**EXERCISE DIRECTIONS**
Using the entries below, restate word for word only the lines from the one with "What does this" to the final line, leaving the pictures out.

[Data entries]

===============

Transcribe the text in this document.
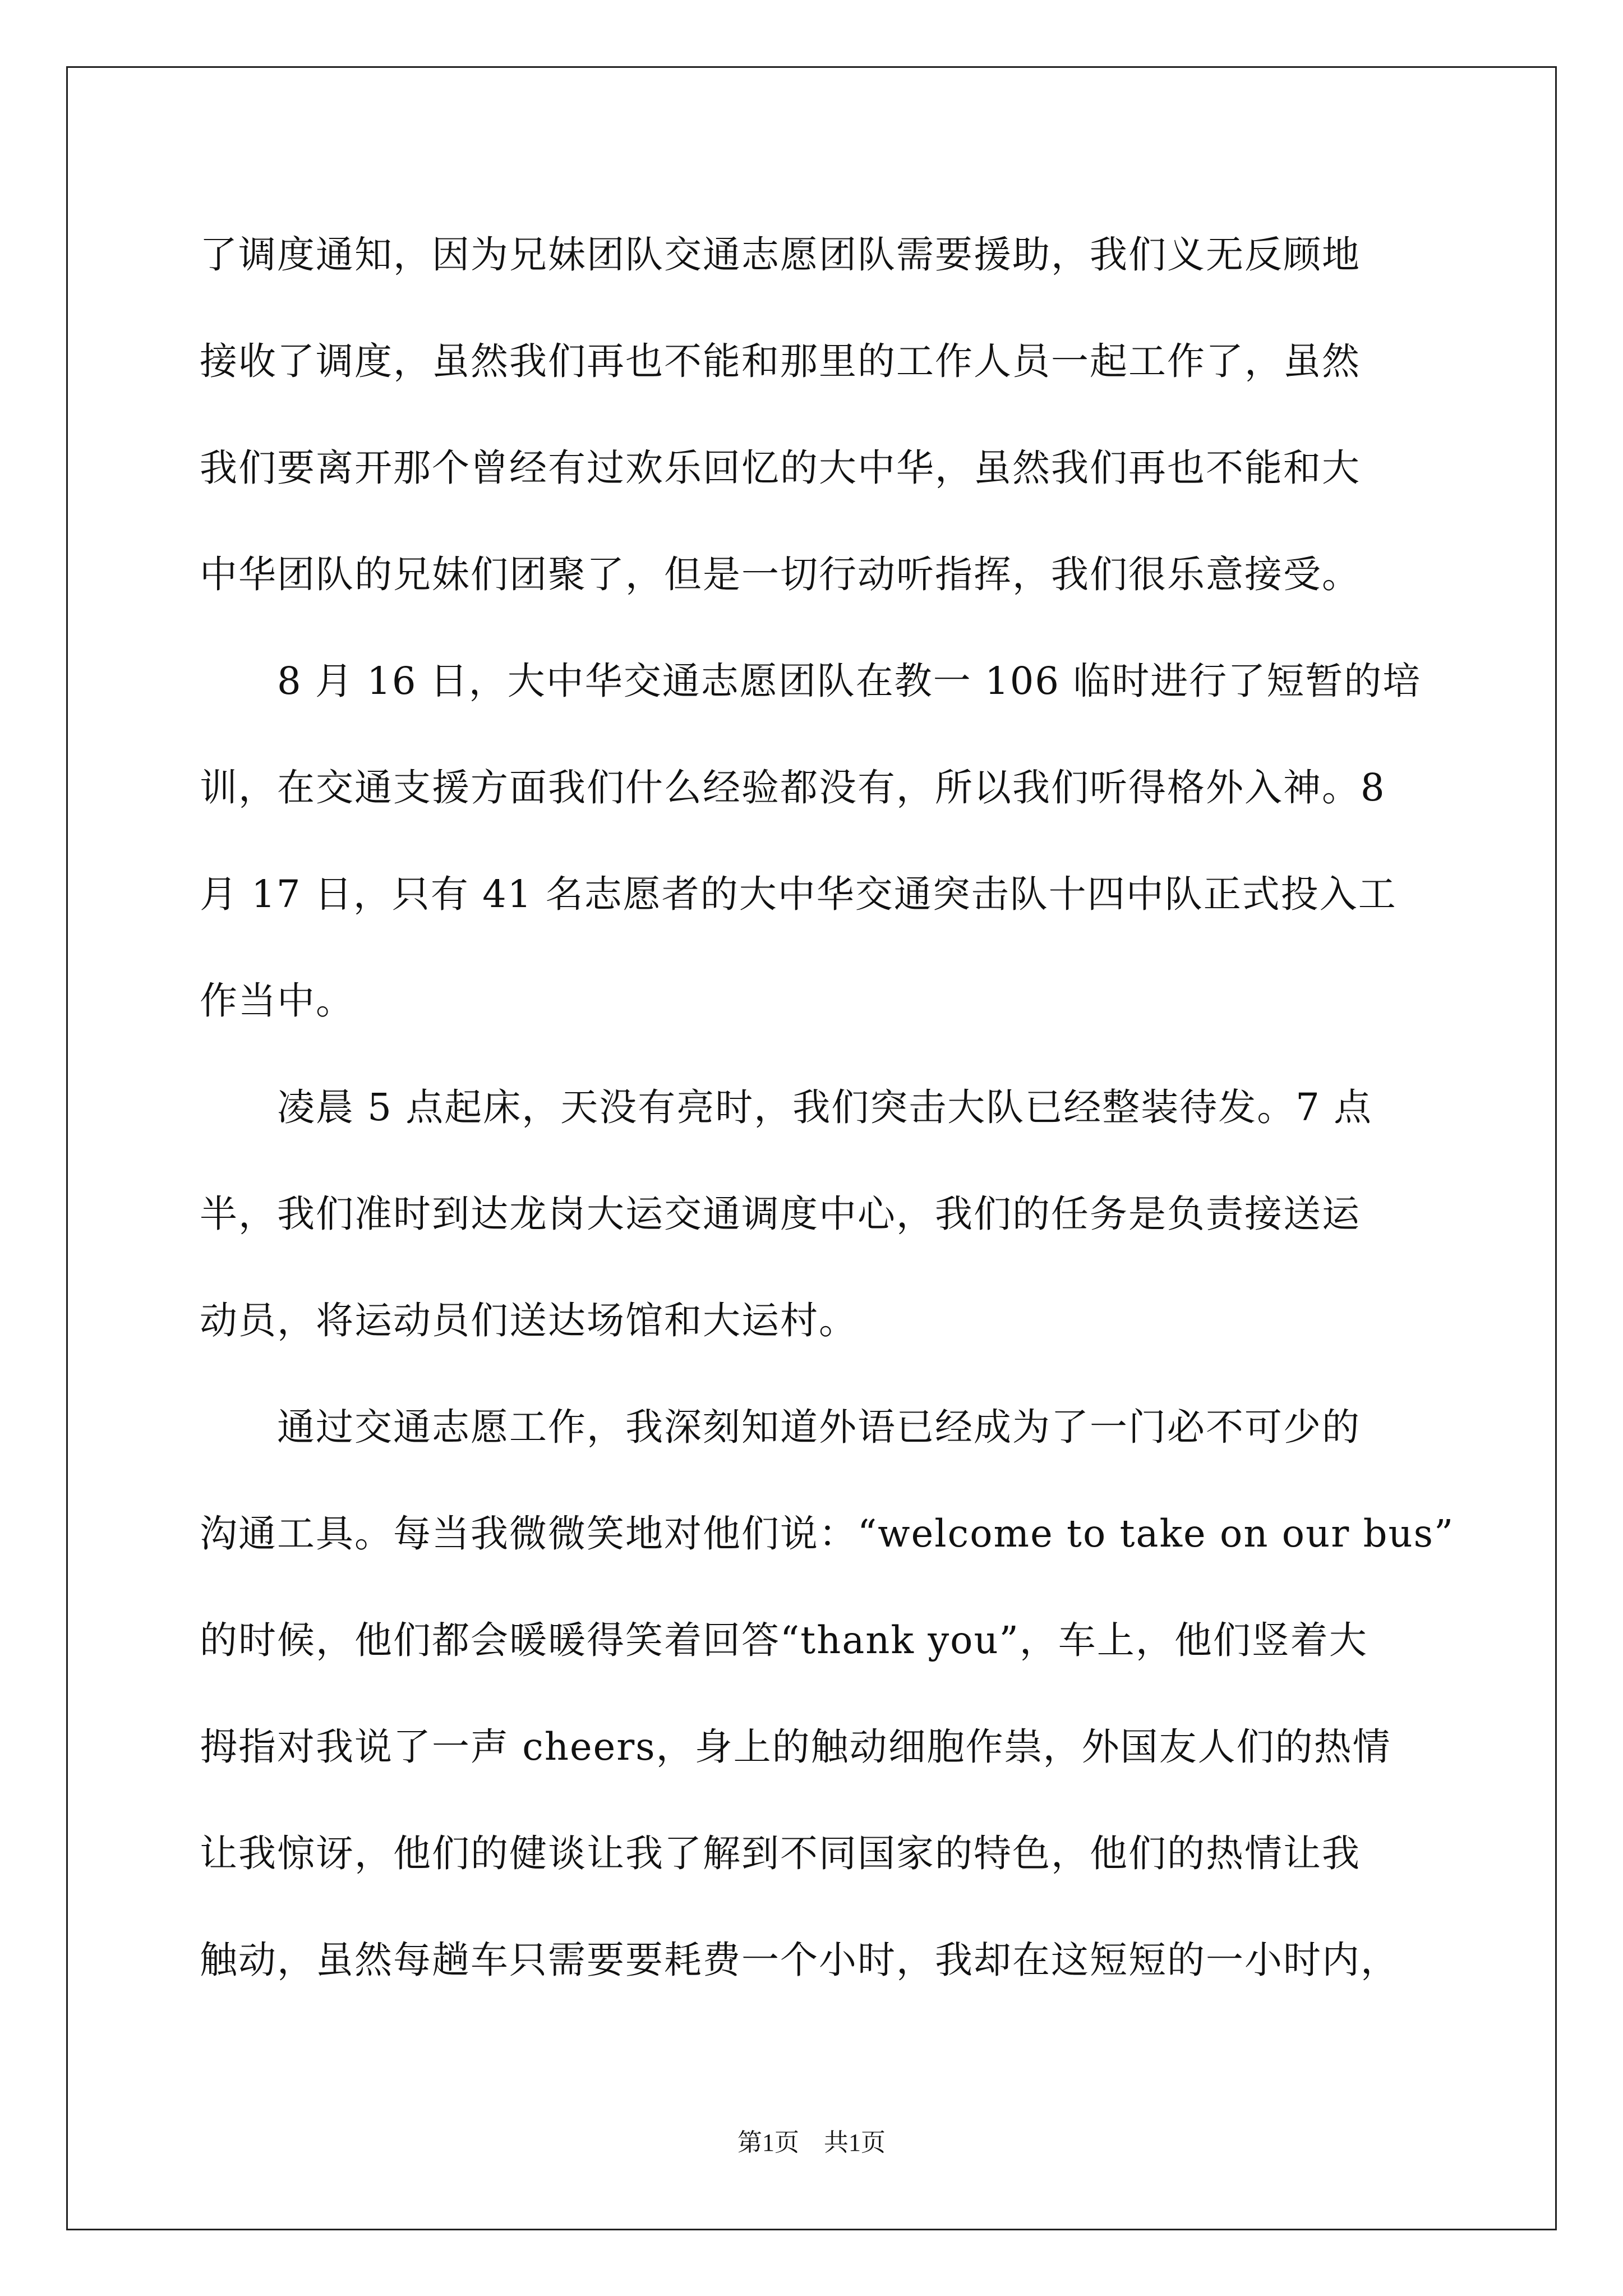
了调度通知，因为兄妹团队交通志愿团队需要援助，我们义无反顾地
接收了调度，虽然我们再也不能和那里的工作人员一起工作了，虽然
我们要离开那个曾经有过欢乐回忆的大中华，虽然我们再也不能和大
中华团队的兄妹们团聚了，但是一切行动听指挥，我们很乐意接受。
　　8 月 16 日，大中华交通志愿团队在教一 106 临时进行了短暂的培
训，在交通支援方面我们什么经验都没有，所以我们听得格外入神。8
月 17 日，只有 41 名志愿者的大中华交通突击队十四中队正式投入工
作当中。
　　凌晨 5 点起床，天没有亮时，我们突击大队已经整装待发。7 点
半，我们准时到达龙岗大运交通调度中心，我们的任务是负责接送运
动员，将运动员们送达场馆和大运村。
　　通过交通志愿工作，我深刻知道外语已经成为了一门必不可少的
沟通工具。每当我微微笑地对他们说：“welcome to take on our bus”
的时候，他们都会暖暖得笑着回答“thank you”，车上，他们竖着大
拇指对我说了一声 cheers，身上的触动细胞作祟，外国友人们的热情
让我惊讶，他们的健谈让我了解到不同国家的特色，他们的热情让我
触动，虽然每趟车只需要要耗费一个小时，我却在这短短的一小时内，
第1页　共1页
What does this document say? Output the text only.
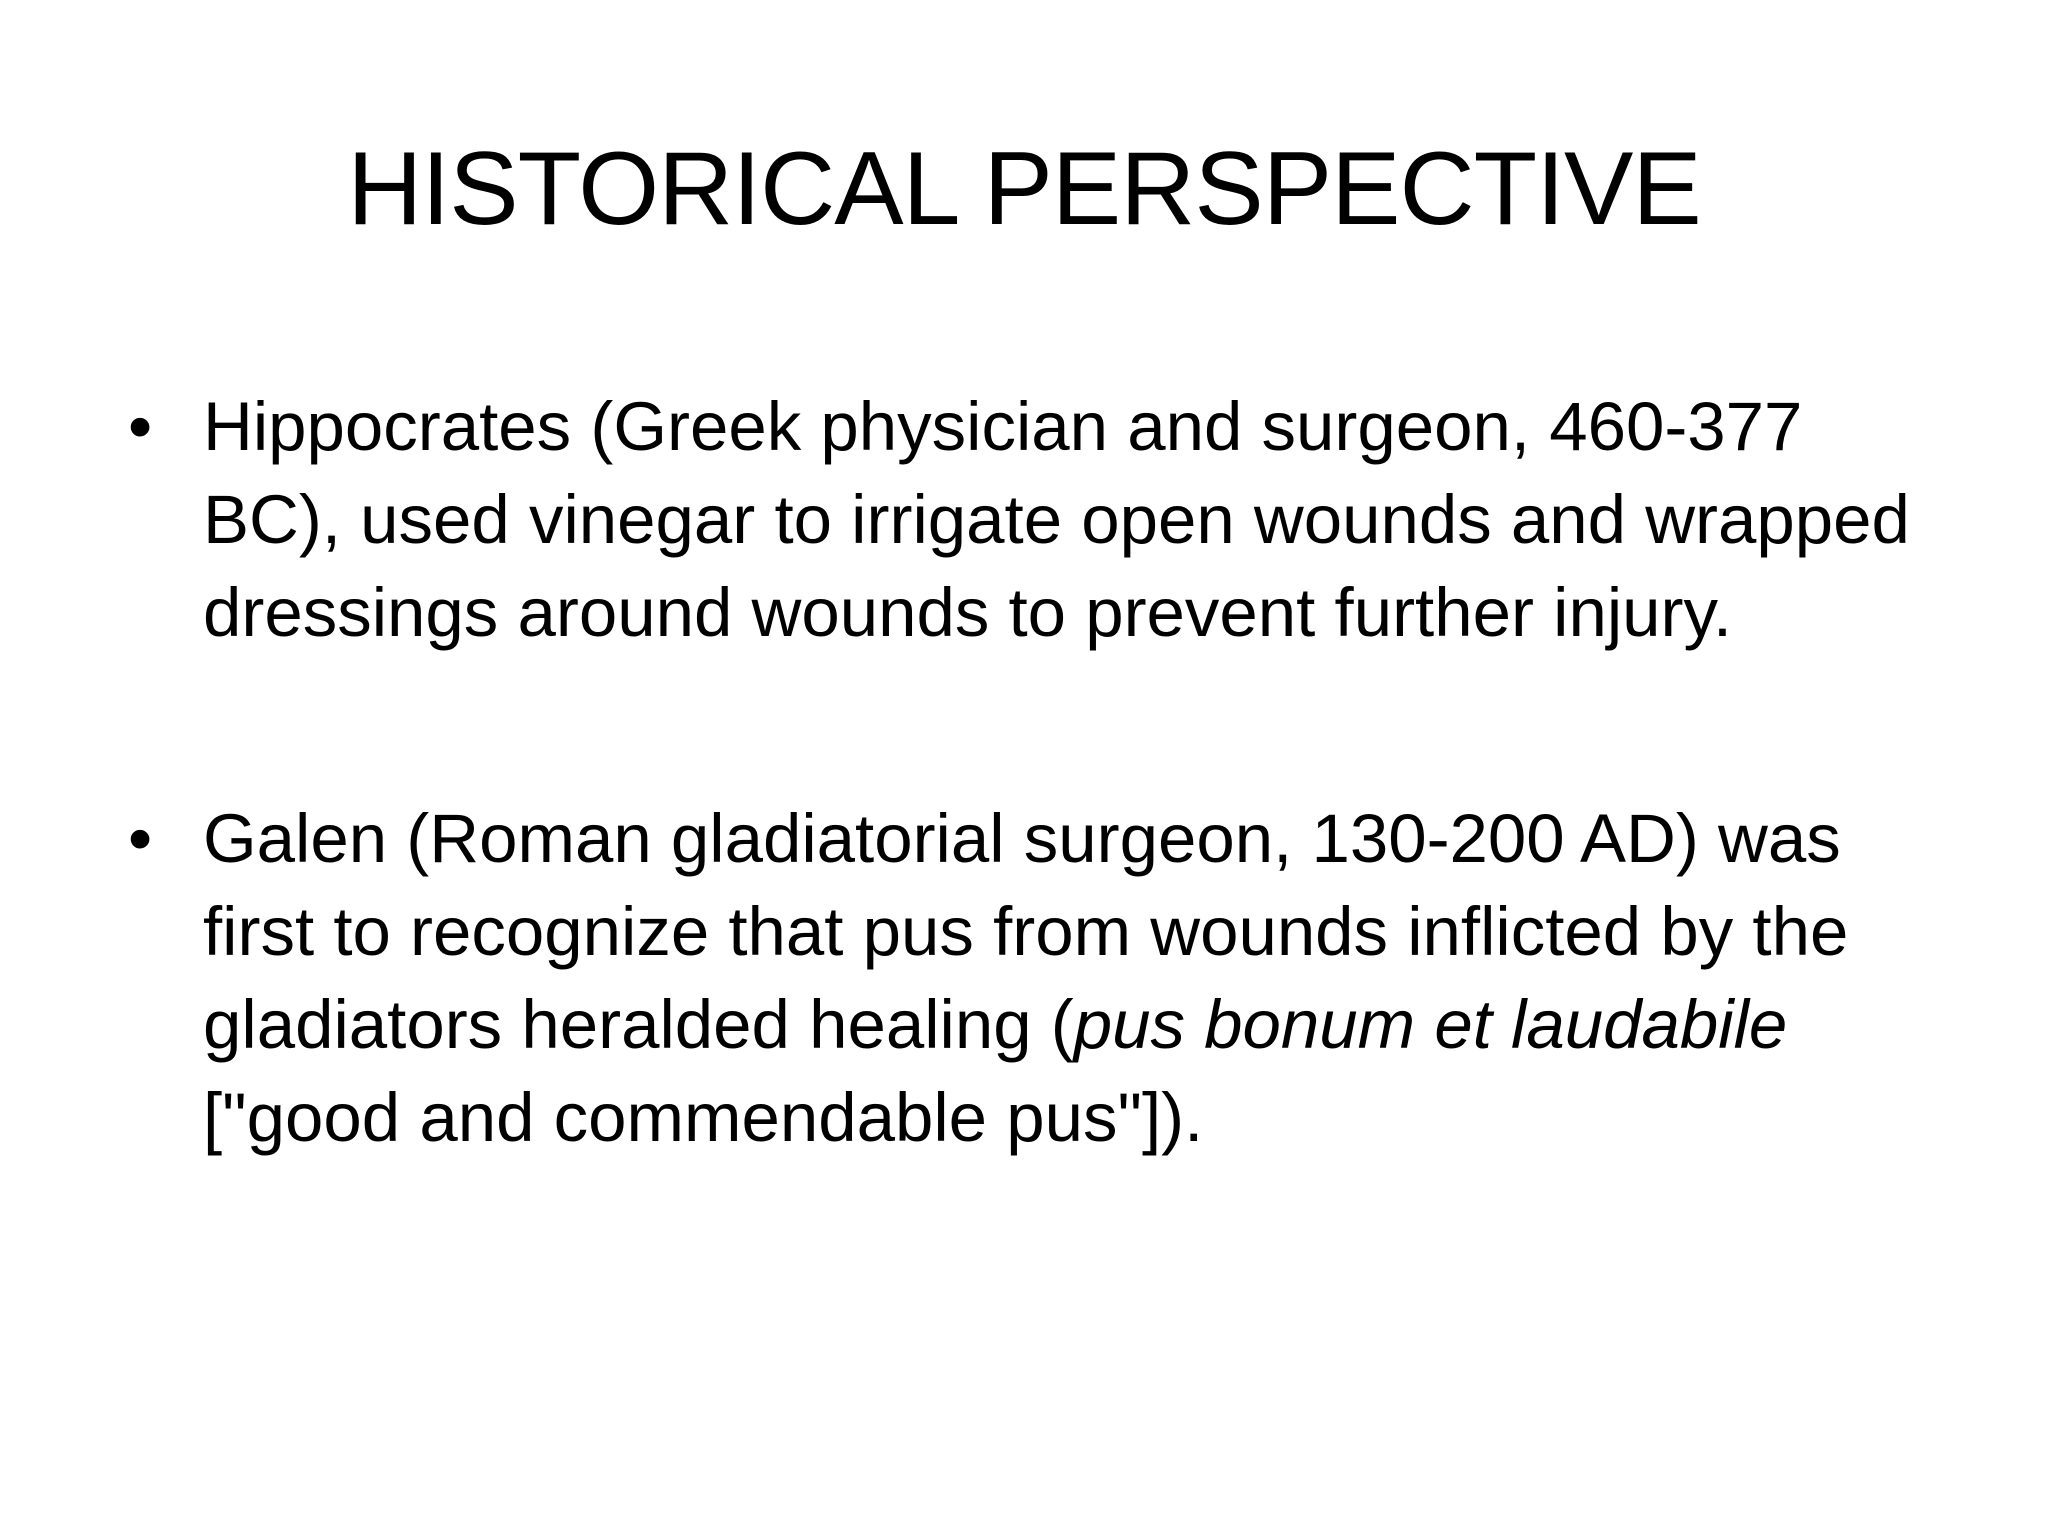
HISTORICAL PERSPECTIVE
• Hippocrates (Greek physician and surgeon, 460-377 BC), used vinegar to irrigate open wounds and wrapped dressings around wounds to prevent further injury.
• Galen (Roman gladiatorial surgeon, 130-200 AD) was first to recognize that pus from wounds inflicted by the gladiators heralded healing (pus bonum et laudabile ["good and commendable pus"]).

===============

**RESULT FOR THIS EXERCISE**
What does this document say? Output the text only.
HISTORICAL PERSPECTIVE
• Hippocrates (Greek physician and surgeon, 460-377 BC), used vinegar to irrigate open wounds and wrapped dressings around wounds to prevent further injury.
• Galen (Roman gladiatorial surgeon, 130-200 AD) was first to recognize that pus from wounds inflicted by the gladiators heralded healing (pus bonum et laudabile ["good and commendable pus"]).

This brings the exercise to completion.